**Assignment:**
Only lines with the string "Chemotherapy" should be returned from the data below.

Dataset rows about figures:

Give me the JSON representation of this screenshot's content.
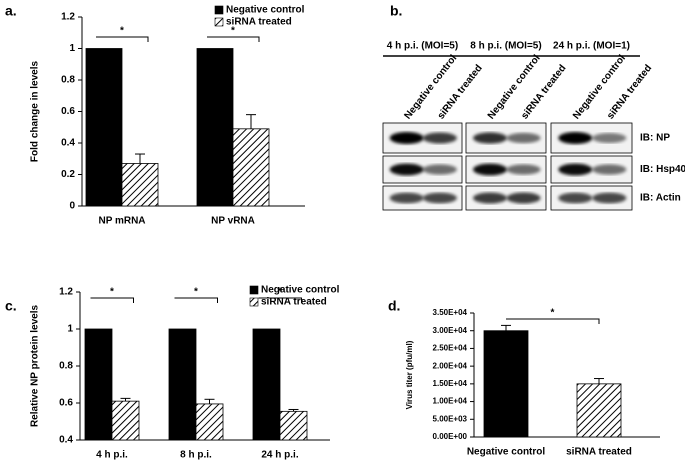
{
  "chart_data": [
    {
      "type": "bar",
      "panel": "a.",
      "ylabel": "Fold change in levels",
      "categories": [
        "NP mRNA",
        "NP vRNA"
      ],
      "series": [
        {
          "name": "Negative control",
          "color": "#000000",
          "pattern": "solid",
          "values": [
            1,
            1
          ]
        },
        {
          "name": "siRNA treated",
          "color": "#000000",
          "pattern": "hatch",
          "values": [
            0.27,
            0.49
          ],
          "errors": [
            0.06,
            0.09
          ]
        }
      ],
      "ylim": [
        0,
        1.2
      ],
      "yticks": [
        0,
        0.2,
        0.4,
        0.6,
        0.8,
        1,
        1.2
      ],
      "annotations": [
        "*",
        "*"
      ],
      "bracket": "within",
      "legend": "top-right"
    },
    {
      "type": "bar",
      "panel": "c.",
      "ylabel": "Relative NP protein levels",
      "categories": [
        "4 h p.i.",
        "8 h p.i.",
        "24 h p.i."
      ],
      "series": [
        {
          "name": "Negative control",
          "color": "#000000",
          "pattern": "solid",
          "values": [
            1,
            1,
            1
          ]
        },
        {
          "name": "siRNA treated",
          "color": "#000000",
          "pattern": "hatch",
          "values": [
            0.61,
            0.595,
            0.555
          ],
          "errors": [
            0.015,
            0.025,
            0.01
          ]
        }
      ],
      "ylim": [
        0.4,
        1.2
      ],
      "yticks": [
        0.4,
        0.6,
        0.8,
        1,
        1.2
      ],
      "annotations": [
        "*",
        "*",
        "*"
      ],
      "bracket": "within",
      "legend": "top-right"
    },
    {
      "type": "bar",
      "panel": "d.",
      "ylabel": "Virus titer (pfu/ml)",
      "categories": [
        "Negative control",
        "siRNA treated"
      ],
      "values": [
        30000,
        15000
      ],
      "errors": [
        1500,
        1500
      ],
      "colors": [
        "#000000",
        "#000000"
      ],
      "patterns": [
        "solid",
        "hatch"
      ],
      "ylim": [
        0,
        35000
      ],
      "yticks": [
        {
          "value": 0,
          "label": "0.00E+00"
        },
        {
          "value": 5000,
          "label": "5.00E+03"
        },
        {
          "value": 10000,
          "label": "1.00E+04"
        },
        {
          "value": 15000,
          "label": "1.50E+04"
        },
        {
          "value": 20000,
          "label": "2.00E+04"
        },
        {
          "value": 25000,
          "label": "2.50E+04"
        },
        {
          "value": 30000,
          "label": "3.00E+04"
        },
        {
          "value": 35000,
          "label": "3.50E+04"
        }
      ],
      "annotations": [
        "*"
      ],
      "bracket": "across"
    }
  ],
  "blot": {
    "panel": "b.",
    "groups": [
      {
        "title": "4 h p.i. (MOI=5)",
        "lanes": [
          "Negative control",
          "siRNA treated"
        ]
      },
      {
        "title": "8 h p.i. (MOI=5)",
        "lanes": [
          "Negative control",
          "siRNA treated"
        ]
      },
      {
        "title": "24 h p.i. (MOI=1)",
        "lanes": [
          "Negative control",
          "siRNA treated"
        ]
      }
    ],
    "rows": [
      "IB: NP",
      "IB: Hsp40",
      "IB: Actin"
    ]
  }
}
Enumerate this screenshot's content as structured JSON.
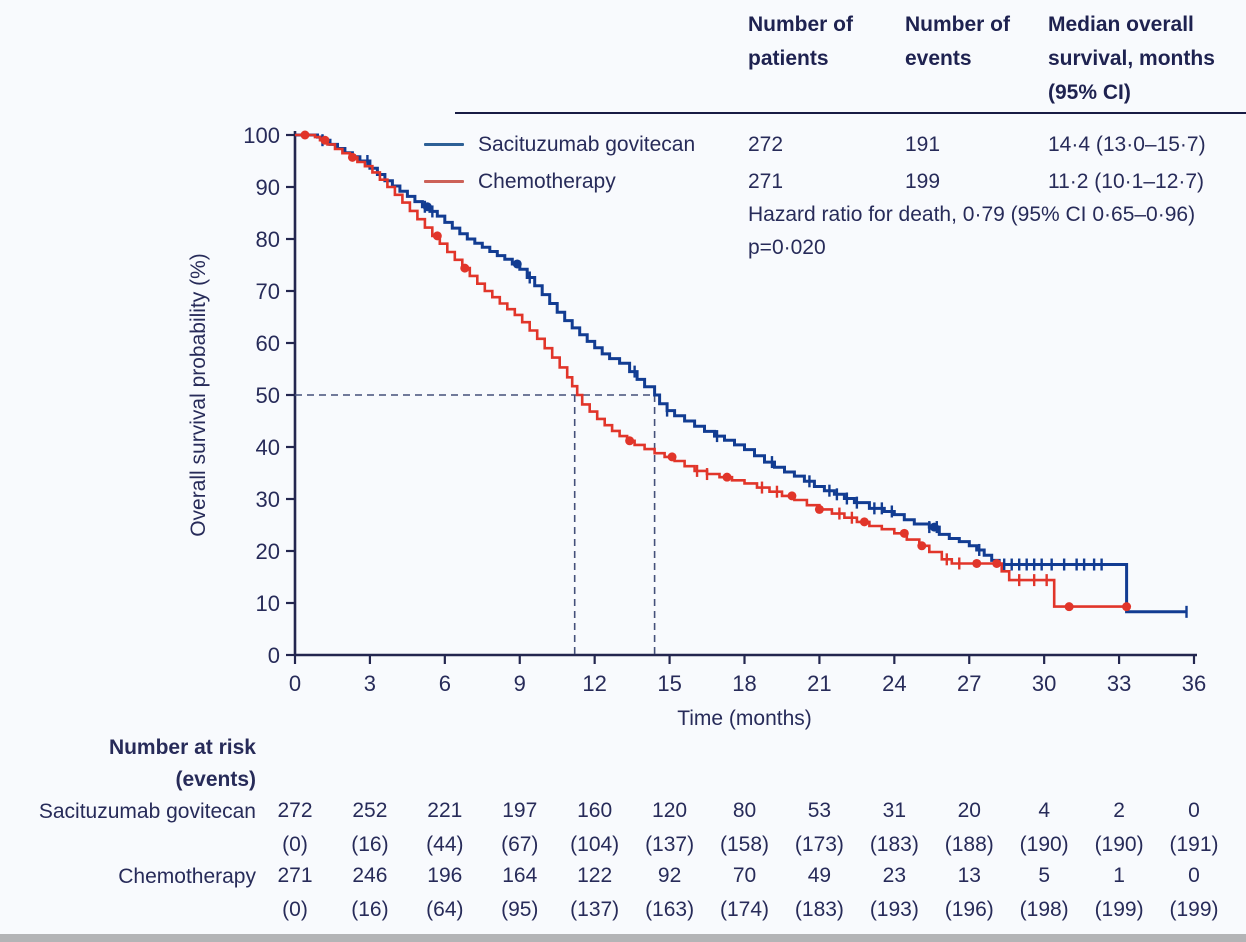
{
  "figure": {
    "summary_table": {
      "col_headers": [
        "Number of patients",
        "Number of events",
        "Median overall survival, months (95% CI)"
      ],
      "rows": [
        {
          "name": "Sacituzumab govitecan",
          "patients": "272",
          "events": "191",
          "median": "14·4 (13·0–15·7)"
        },
        {
          "name": "Chemotherapy",
          "patients": "271",
          "events": "199",
          "median": "11·2 (10·1–12·7)"
        }
      ],
      "hazard_ratio_text": "Hazard ratio for death, 0·79 (95% CI 0·65–0·96)",
      "p_value_text": "p=0·020"
    }
  },
  "chart_data": {
    "type": "line",
    "subtype": "kaplan-meier-step",
    "xlabel": "Time (months)",
    "ylabel": "Overall survival probability (%)",
    "xlim": [
      0,
      36
    ],
    "ylim": [
      0,
      100
    ],
    "x_ticks": [
      0,
      3,
      6,
      9,
      12,
      15,
      18,
      21,
      24,
      27,
      30,
      33,
      36
    ],
    "y_ticks": [
      0,
      10,
      20,
      30,
      40,
      50,
      60,
      70,
      80,
      90,
      100
    ],
    "grid": false,
    "legend_position": "top-left-inside",
    "median_guides": {
      "y": 50,
      "x_values": [
        11.2,
        14.4
      ]
    },
    "series": [
      {
        "name": "Sacituzumab govitecan",
        "color": "#123c92",
        "legend_swatch_color": "#2d6096",
        "n_patients": 272,
        "n_events": 191,
        "median_os_months": 14.4,
        "median_os_ci": "13·0–15·7",
        "points": [
          [
            0,
            100
          ],
          [
            0.9,
            99.6
          ],
          [
            1.1,
            99
          ],
          [
            1.4,
            98.2
          ],
          [
            1.7,
            97.4
          ],
          [
            2,
            96.6
          ],
          [
            2.3,
            95.8
          ],
          [
            2.6,
            95
          ],
          [
            3,
            93.6
          ],
          [
            3.3,
            92.4
          ],
          [
            3.6,
            91.2
          ],
          [
            3.9,
            90.2
          ],
          [
            4.2,
            89.2
          ],
          [
            4.5,
            88.2
          ],
          [
            4.8,
            87.2
          ],
          [
            5.1,
            86.2
          ],
          [
            5.4,
            85.3
          ],
          [
            5.7,
            84.4
          ],
          [
            6,
            83.2
          ],
          [
            6.3,
            82.1
          ],
          [
            6.6,
            81
          ],
          [
            6.9,
            80
          ],
          [
            7.2,
            79.2
          ],
          [
            7.5,
            78.4
          ],
          [
            7.8,
            77.6
          ],
          [
            8.1,
            76.8
          ],
          [
            8.4,
            76.1
          ],
          [
            8.7,
            75.2
          ],
          [
            9,
            74.2
          ],
          [
            9.3,
            72.6
          ],
          [
            9.6,
            71
          ],
          [
            9.9,
            69.3
          ],
          [
            10.2,
            67.6
          ],
          [
            10.5,
            65.9
          ],
          [
            10.8,
            64.3
          ],
          [
            11.1,
            62.9
          ],
          [
            11.4,
            61.6
          ],
          [
            11.7,
            60.3
          ],
          [
            12,
            59.1
          ],
          [
            12.3,
            57.9
          ],
          [
            12.6,
            57
          ],
          [
            13,
            56.1
          ],
          [
            13.4,
            54.5
          ],
          [
            13.7,
            53
          ],
          [
            14,
            51.6
          ],
          [
            14.4,
            50
          ],
          [
            14.6,
            48.3
          ],
          [
            14.9,
            47
          ],
          [
            15.2,
            46
          ],
          [
            15.6,
            45
          ],
          [
            16,
            44
          ],
          [
            16.4,
            43
          ],
          [
            16.8,
            42.1
          ],
          [
            17.2,
            41.3
          ],
          [
            17.6,
            40.4
          ],
          [
            18,
            39.5
          ],
          [
            18.4,
            38.3
          ],
          [
            18.8,
            37.1
          ],
          [
            19.2,
            36.1
          ],
          [
            19.6,
            35.2
          ],
          [
            20,
            34.4
          ],
          [
            20.4,
            33.4
          ],
          [
            20.8,
            32.4
          ],
          [
            21.2,
            31.6
          ],
          [
            21.6,
            30.9
          ],
          [
            22,
            30.1
          ],
          [
            22.4,
            29.3
          ],
          [
            23,
            28.2
          ],
          [
            23.6,
            27.6
          ],
          [
            24,
            27
          ],
          [
            24.4,
            26
          ],
          [
            24.8,
            25.2
          ],
          [
            25.4,
            24.6
          ],
          [
            25.8,
            23.2
          ],
          [
            26.2,
            22.4
          ],
          [
            26.6,
            21.8
          ],
          [
            27,
            21
          ],
          [
            27.3,
            20.2
          ],
          [
            27.6,
            19.2
          ],
          [
            27.9,
            18.2
          ],
          [
            28.2,
            17.4
          ],
          [
            33.3,
            17.4
          ],
          [
            33.3,
            8.3
          ],
          [
            35.7,
            8.3
          ]
        ],
        "censor_times": [
          1.1,
          2.9,
          5.2,
          5.5,
          9.4,
          13.6,
          14.9,
          16.9,
          19.1,
          20.6,
          21.4,
          21.7,
          22.1,
          22.5,
          23.2,
          23.5,
          23.9,
          25.4,
          25.7,
          27.4,
          28.4,
          28.7,
          29.0,
          29.3,
          29.6,
          29.9,
          30.3,
          30.8,
          31.3,
          31.6,
          32.0,
          32.3,
          35.7
        ],
        "event_dot_times": [
          5.3,
          8.9,
          25.6
        ]
      },
      {
        "name": "Chemotherapy",
        "color": "#e1352a",
        "legend_swatch_color": "#cc6158",
        "n_patients": 271,
        "n_events": 199,
        "median_os_months": 11.2,
        "median_os_ci": "10·1–12·7",
        "points": [
          [
            0,
            100
          ],
          [
            0.8,
            99.6
          ],
          [
            1,
            99
          ],
          [
            1.3,
            98.2
          ],
          [
            1.6,
            97.3
          ],
          [
            1.9,
            96.5
          ],
          [
            2.2,
            95.7
          ],
          [
            2.5,
            94.8
          ],
          [
            2.8,
            94
          ],
          [
            3.1,
            92.8
          ],
          [
            3.4,
            91.4
          ],
          [
            3.7,
            90
          ],
          [
            4,
            88.5
          ],
          [
            4.3,
            87
          ],
          [
            4.6,
            85.4
          ],
          [
            4.9,
            83.8
          ],
          [
            5.2,
            82.2
          ],
          [
            5.5,
            80.6
          ],
          [
            5.8,
            79.1
          ],
          [
            6.1,
            77.5
          ],
          [
            6.4,
            76
          ],
          [
            6.7,
            74.4
          ],
          [
            7,
            72.9
          ],
          [
            7.3,
            71.4
          ],
          [
            7.6,
            70
          ],
          [
            7.9,
            68.8
          ],
          [
            8.2,
            67.6
          ],
          [
            8.5,
            66.5
          ],
          [
            8.8,
            65.4
          ],
          [
            9.1,
            64
          ],
          [
            9.4,
            62.4
          ],
          [
            9.7,
            60.8
          ],
          [
            10,
            59
          ],
          [
            10.3,
            57.2
          ],
          [
            10.6,
            55.3
          ],
          [
            10.9,
            53.4
          ],
          [
            11.1,
            51.7
          ],
          [
            11.3,
            50
          ],
          [
            11.5,
            48.2
          ],
          [
            11.8,
            46.8
          ],
          [
            12.1,
            45.4
          ],
          [
            12.4,
            44.2
          ],
          [
            12.7,
            43.1
          ],
          [
            13,
            42.1
          ],
          [
            13.3,
            41.2
          ],
          [
            13.6,
            40.4
          ],
          [
            14,
            39.6
          ],
          [
            14.4,
            38.8
          ],
          [
            14.8,
            38.1
          ],
          [
            15.2,
            37.3
          ],
          [
            15.6,
            36.3
          ],
          [
            16,
            35.4
          ],
          [
            16.5,
            34.8
          ],
          [
            17,
            34.2
          ],
          [
            17.5,
            33.6
          ],
          [
            18,
            33
          ],
          [
            18.5,
            32.2
          ],
          [
            19,
            31.4
          ],
          [
            19.5,
            30.6
          ],
          [
            20,
            29.8
          ],
          [
            20.5,
            28.8
          ],
          [
            21,
            28
          ],
          [
            21.5,
            27.2
          ],
          [
            22,
            26.4
          ],
          [
            22.5,
            25.6
          ],
          [
            23,
            24.8
          ],
          [
            23.5,
            24.2
          ],
          [
            24,
            23.4
          ],
          [
            24.5,
            22.2
          ],
          [
            25,
            21
          ],
          [
            25.4,
            19.8
          ],
          [
            25.9,
            18.4
          ],
          [
            26.3,
            17.6
          ],
          [
            28,
            17.6
          ],
          [
            28.3,
            16.1
          ],
          [
            28.6,
            14.4
          ],
          [
            30.4,
            14.4
          ],
          [
            30.4,
            9.3
          ],
          [
            33.3,
            9.3
          ]
        ],
        "censor_times": [
          16.1,
          16.5,
          18.7,
          19.3,
          21.8,
          22.3,
          26.1,
          26.6,
          29.0,
          29.6,
          30.1
        ],
        "event_dot_times": [
          0.4,
          1.2,
          2.3,
          5.7,
          6.8,
          13.4,
          15.1,
          17.3,
          19.9,
          21.0,
          22.8,
          24.4,
          25.1,
          27.3,
          28.1,
          31.0,
          33.3
        ]
      }
    ]
  },
  "at_risk": {
    "title_line1": "Number at risk",
    "title_line2": "(events)",
    "times": [
      0,
      3,
      6,
      9,
      12,
      15,
      18,
      21,
      24,
      27,
      30,
      33,
      36
    ],
    "rows": [
      {
        "label": "Sacituzumab govitecan",
        "counts": [
          272,
          252,
          221,
          197,
          160,
          120,
          80,
          53,
          31,
          20,
          4,
          2,
          0
        ],
        "events": [
          0,
          16,
          44,
          67,
          104,
          137,
          158,
          173,
          183,
          188,
          190,
          190,
          191
        ]
      },
      {
        "label": "Chemotherapy",
        "counts": [
          271,
          246,
          196,
          164,
          122,
          92,
          70,
          49,
          23,
          13,
          5,
          1,
          0
        ],
        "events": [
          0,
          16,
          64,
          95,
          137,
          163,
          174,
          183,
          193,
          196,
          198,
          199,
          199
        ]
      }
    ]
  },
  "colors": {
    "background": "#f8fafd",
    "text": "#272b59",
    "axis": "#23264f",
    "dashed_guide": "#44507a",
    "header_rule": "#181c44",
    "bottom_strip": "#b3b4b6"
  }
}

**Task response:**
          "name": "Chemotherapy",
        "name": "Chemotherapy",
        "label": "Chemotherapy",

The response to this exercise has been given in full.